GIVEN PROBLEM:
Write out every line of the material exactly as it appears.

RECORDS SUPPLIED:
★ ★ ★ ★ ★

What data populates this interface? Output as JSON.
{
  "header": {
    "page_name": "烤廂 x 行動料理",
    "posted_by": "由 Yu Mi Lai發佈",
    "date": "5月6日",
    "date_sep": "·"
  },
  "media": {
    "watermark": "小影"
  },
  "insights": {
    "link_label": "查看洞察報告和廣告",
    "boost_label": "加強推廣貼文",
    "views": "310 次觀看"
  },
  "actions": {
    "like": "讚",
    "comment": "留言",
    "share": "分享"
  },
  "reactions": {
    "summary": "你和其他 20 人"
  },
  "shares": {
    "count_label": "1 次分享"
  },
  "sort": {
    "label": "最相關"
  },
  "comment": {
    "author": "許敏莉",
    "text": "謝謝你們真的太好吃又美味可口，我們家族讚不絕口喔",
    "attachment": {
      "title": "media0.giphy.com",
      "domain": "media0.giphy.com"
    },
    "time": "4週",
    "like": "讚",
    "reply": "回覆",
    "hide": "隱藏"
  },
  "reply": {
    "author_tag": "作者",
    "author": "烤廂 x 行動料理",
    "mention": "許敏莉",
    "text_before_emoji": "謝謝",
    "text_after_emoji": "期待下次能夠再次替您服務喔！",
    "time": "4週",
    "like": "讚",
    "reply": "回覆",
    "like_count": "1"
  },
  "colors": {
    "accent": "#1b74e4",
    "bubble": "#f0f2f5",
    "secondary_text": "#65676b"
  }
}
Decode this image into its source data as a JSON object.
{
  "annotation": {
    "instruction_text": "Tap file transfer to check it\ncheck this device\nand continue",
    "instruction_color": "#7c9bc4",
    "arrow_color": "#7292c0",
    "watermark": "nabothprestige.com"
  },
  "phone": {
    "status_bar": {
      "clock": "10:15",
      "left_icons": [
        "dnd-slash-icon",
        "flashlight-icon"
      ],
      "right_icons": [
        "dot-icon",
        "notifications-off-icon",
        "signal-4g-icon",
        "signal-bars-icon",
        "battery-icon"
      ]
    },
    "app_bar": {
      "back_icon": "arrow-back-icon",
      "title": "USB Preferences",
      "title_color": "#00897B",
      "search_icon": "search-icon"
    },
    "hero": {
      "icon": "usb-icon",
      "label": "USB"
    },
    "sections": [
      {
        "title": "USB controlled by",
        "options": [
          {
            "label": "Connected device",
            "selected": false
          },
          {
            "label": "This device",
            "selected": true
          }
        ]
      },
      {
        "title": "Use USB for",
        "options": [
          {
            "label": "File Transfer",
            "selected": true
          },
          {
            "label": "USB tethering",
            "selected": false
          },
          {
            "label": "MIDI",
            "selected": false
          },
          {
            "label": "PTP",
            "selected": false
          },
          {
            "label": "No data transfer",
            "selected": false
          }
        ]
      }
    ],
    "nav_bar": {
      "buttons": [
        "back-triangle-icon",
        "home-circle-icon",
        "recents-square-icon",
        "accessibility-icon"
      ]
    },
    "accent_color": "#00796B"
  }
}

★ ★ ★ ★ ★

RESULT FOR THIS TASK:
What data populates this interface? Output as JSON.
{
  "header": {
    "page_name": "烤廂 x 行動料理",
    "posted_by": "由 Yu Mi Lai發佈",
    "date": "5月6日",
    "date_sep": "·"
  },
  "media": {
    "watermark": "小影"
  },
  "insights": {
    "link_label": "查看洞察報告和廣告",
    "boost_label": "加強推廣貼文",
    "views": "310 次觀看"
  },
  "actions": {
    "like": "讚",
    "comment": "留言",
    "share": "分享"
  },
  "reactions": {
    "summary": "你和其他 20 人"
  },
  "shares": {
    "count_label": "1 次分享"
  },
  "sort": {
    "label": "最相關"
  },
  "comment": {
    "author": "許敏莉",
    "text": "謝謝你們真的太好吃又美味可口，我們家族讚不絕口喔",
    "attachment": {
      "title": "media0.giphy.com",
      "domain": "media0.giphy.com"
    },
    "time": "4週",
    "like": "讚",
    "reply": "回覆",
    "hide": "隱藏"
  },
  "reply": {
    "author_tag": "作者",
    "author": "烤廂 x 行動料理",
    "mention": "許敏莉",
    "text_before_emoji": "謝謝",
    "text_after_emoji": "期待下次能夠再次替您服務喔！",
    "time": "4週",
    "like": "讚",
    "reply": "回覆",
    "like_count": "1"
  },
  "colors": {
    "accent": "#1b74e4",
    "bubble": "#f0f2f5",
    "secondary_text": "#65676b"
  }
}
Decode this image into its source data as a JSON object.
{
  "annotation": {
    "instruction_text": "Tap file transfer to check it\ncheck this device\nand continue",
    "instruction_color": "#7c9bc4",
    "arrow_color": "#7292c0",
    "watermark": "nabothprestige.com"
  },
  "phone": {
    "status_bar": {
      "clock": "10:15",
      "left_icons": [
        "dnd-slash-icon",
        "flashlight-icon"
      ],
      "right_icons": [
        "dot-icon",
        "notifications-off-icon",
        "signal-4g-icon",
        "signal-bars-icon",
        "battery-icon"
      ]
    },
    "app_bar": {
      "back_icon": "arrow-back-icon",
      "title": "USB Preferences",
      "title_color": "#00897B",
      "search_icon": "search-icon"
    },
    "hero": {
      "icon": "usb-icon",
      "label": "USB"
    },
    "sections": [
      {
        "title": "USB controlled by",
        "options": [
          {
            "label": "Connected device",
            "selected": false
          },
          {
            "label": "This device",
            "selected": true
          }
        ]
      },
      {
        "title": "Use USB for",
        "options": [
          {
            "label": "File Transfer",
            "selected": true
          },
          {
            "label": "USB tethering",
            "selected": false
          },
          {
            "label": "MIDI",
            "selected": false
          },
          {
            "label": "PTP",
            "selected": false
          },
          {
            "label": "No data transfer",
            "selected": false
          }
        ]
      }
    ],
    "nav_bar": {
      "buttons": [
        "back-triangle-icon",
        "home-circle-icon",
        "recents-square-icon",
        "accessibility-icon"
      ]
    },
    "accent_color": "#00796B"
  }
}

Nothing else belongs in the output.